For the listing below, give the count of lines containing the string "wiskundige" and nothing else.

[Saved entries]
•••
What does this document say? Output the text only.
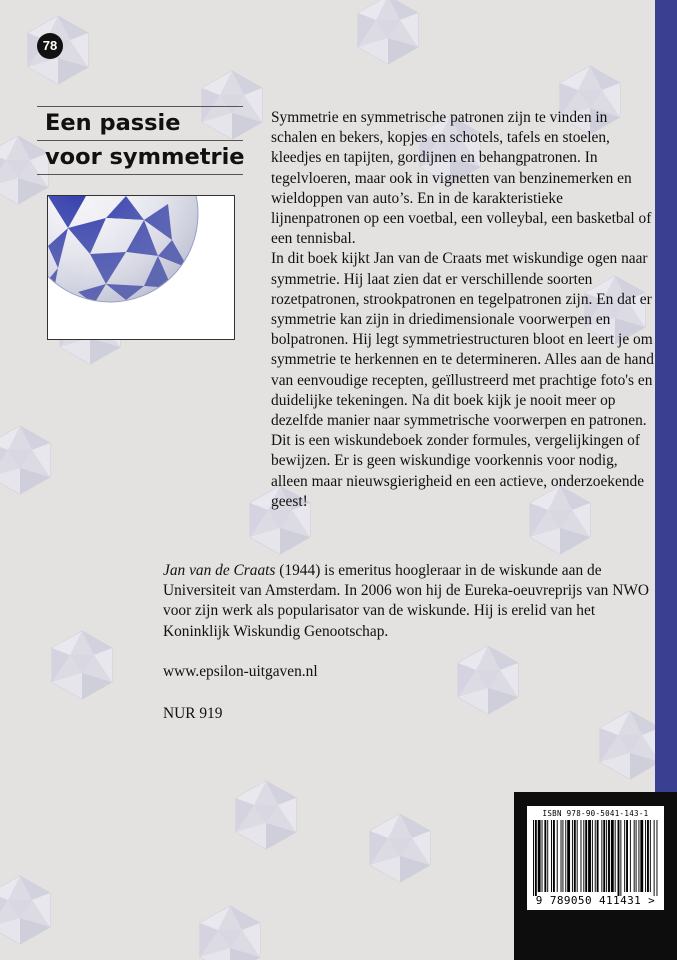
78
Een passie
voor symmetrie

Symmetrie en symmetrische patronen zijn te vinden in schalen en bekers, kopjes en schotels, tafels en stoelen, kleedjes en tapijten, gordijnen en behangpatronen. In tegelvloeren, maar ook in vignetten van benzinemerken en wieldoppen van auto’s. En in de karakteristieke lijnenpatronen op een voetbal, een volleybal, een basketbal of een tennisbal.
In dit boek kijkt Jan van de Craats met wiskundige ogen naar symmetrie. Hij laat zien dat er verschillende soorten rozetpatronen, strookpatronen en tegelpatronen zijn. En dat er symmetrie kan zijn in driedimensionale voorwerpen en bolpatronen. Hij legt symmetriestructuren bloot en leert je om symmetrie te herkennen en te determineren. Alles aan de hand van eenvoudige recepten, geïllustreerd met prachtige foto's en duidelijke tekeningen. Na dit boek kijk je nooit meer op dezelfde manier naar symmetrische voorwerpen en patronen.
Dit is een wiskundeboek zonder formules, vergelijkingen of bewijzen. Er is geen wiskundige voorkennis voor nodig, alleen maar nieuwsgierigheid en een actieve, onderzoekende geest!

Jan van de Craats (1944) is emeritus hoogleraar in de wiskunde aan de Universiteit van Amsterdam. In 2006 won hij de Eureka-oeuvreprijs van NWO voor zijn werk als popularisator van de wiskunde. Hij is erelid van het Koninklijk Wiskundig Genootschap.

www.epsilon-uitgaven.nl

NUR 919

ISBN 978-90-5041-143-1
9 789050 411431 >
•••
## SOLVED EXERCISE
2